Requirement:
Copy out each line of the material below with no changes.

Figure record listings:
+ + + +

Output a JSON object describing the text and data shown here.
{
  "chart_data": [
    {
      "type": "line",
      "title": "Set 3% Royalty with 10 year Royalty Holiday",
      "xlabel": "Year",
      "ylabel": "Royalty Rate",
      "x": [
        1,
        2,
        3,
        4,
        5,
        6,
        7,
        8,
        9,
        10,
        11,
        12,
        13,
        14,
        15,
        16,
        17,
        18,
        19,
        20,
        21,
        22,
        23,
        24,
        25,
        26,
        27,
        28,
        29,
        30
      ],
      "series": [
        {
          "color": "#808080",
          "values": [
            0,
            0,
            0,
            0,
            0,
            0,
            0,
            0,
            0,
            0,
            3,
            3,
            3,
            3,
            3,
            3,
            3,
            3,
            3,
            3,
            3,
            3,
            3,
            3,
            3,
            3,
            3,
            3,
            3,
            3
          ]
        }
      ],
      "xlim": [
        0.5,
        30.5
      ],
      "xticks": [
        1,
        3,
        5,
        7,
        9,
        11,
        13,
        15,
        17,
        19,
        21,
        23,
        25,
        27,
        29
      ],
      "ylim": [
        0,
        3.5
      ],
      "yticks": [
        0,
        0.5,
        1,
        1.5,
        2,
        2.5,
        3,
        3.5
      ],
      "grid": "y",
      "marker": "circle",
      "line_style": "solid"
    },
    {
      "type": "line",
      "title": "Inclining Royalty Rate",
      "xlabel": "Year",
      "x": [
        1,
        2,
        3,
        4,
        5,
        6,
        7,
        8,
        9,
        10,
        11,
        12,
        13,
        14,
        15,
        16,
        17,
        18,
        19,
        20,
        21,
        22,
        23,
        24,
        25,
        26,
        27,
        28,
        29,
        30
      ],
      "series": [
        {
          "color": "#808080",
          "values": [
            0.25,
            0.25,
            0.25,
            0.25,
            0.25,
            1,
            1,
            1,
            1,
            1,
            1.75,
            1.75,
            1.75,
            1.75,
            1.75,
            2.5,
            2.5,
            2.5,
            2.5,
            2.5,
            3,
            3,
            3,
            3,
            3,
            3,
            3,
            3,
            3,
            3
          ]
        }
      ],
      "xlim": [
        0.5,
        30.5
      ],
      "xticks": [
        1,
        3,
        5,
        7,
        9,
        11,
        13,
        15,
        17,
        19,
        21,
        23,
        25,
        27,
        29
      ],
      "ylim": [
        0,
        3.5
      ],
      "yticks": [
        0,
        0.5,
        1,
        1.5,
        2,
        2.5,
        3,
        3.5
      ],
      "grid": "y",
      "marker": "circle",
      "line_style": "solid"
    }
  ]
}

+ + + +

Result:
Output a JSON object describing the text and data shown here.
{
  "chart_data": [
    {
      "type": "line",
      "title": "Set 3% Royalty with 10 year Royalty Holiday",
      "xlabel": "Year",
      "ylabel": "Royalty Rate",
      "x": [
        1,
        2,
        3,
        4,
        5,
        6,
        7,
        8,
        9,
        10,
        11,
        12,
        13,
        14,
        15,
        16,
        17,
        18,
        19,
        20,
        21,
        22,
        23,
        24,
        25,
        26,
        27,
        28,
        29,
        30
      ],
      "series": [
        {
          "color": "#808080",
          "values": [
            0,
            0,
            0,
            0,
            0,
            0,
            0,
            0,
            0,
            0,
            3,
            3,
            3,
            3,
            3,
            3,
            3,
            3,
            3,
            3,
            3,
            3,
            3,
            3,
            3,
            3,
            3,
            3,
            3,
            3
          ]
        }
      ],
      "xlim": [
        0.5,
        30.5
      ],
      "xticks": [
        1,
        3,
        5,
        7,
        9,
        11,
        13,
        15,
        17,
        19,
        21,
        23,
        25,
        27,
        29
      ],
      "ylim": [
        0,
        3.5
      ],
      "yticks": [
        0,
        0.5,
        1,
        1.5,
        2,
        2.5,
        3,
        3.5
      ],
      "grid": "y",
      "marker": "circle",
      "line_style": "solid"
    },
    {
      "type": "line",
      "title": "Inclining Royalty Rate",
      "xlabel": "Year",
      "x": [
        1,
        2,
        3,
        4,
        5,
        6,
        7,
        8,
        9,
        10,
        11,
        12,
        13,
        14,
        15,
        16,
        17,
        18,
        19,
        20,
        21,
        22,
        23,
        24,
        25,
        26,
        27,
        28,
        29,
        30
      ],
      "series": [
        {
          "color": "#808080",
          "values": [
            0.25,
            0.25,
            0.25,
            0.25,
            0.25,
            1,
            1,
            1,
            1,
            1,
            1.75,
            1.75,
            1.75,
            1.75,
            1.75,
            2.5,
            2.5,
            2.5,
            2.5,
            2.5,
            3,
            3,
            3,
            3,
            3,
            3,
            3,
            3,
            3,
            3
          ]
        }
      ],
      "xlim": [
        0.5,
        30.5
      ],
      "xticks": [
        1,
        3,
        5,
        7,
        9,
        11,
        13,
        15,
        17,
        19,
        21,
        23,
        25,
        27,
        29
      ],
      "ylim": [
        0,
        3.5
      ],
      "yticks": [
        0,
        0.5,
        1,
        1.5,
        2,
        2.5,
        3,
        3.5
      ],
      "grid": "y",
      "marker": "circle",
      "line_style": "solid"
    }
  ]
}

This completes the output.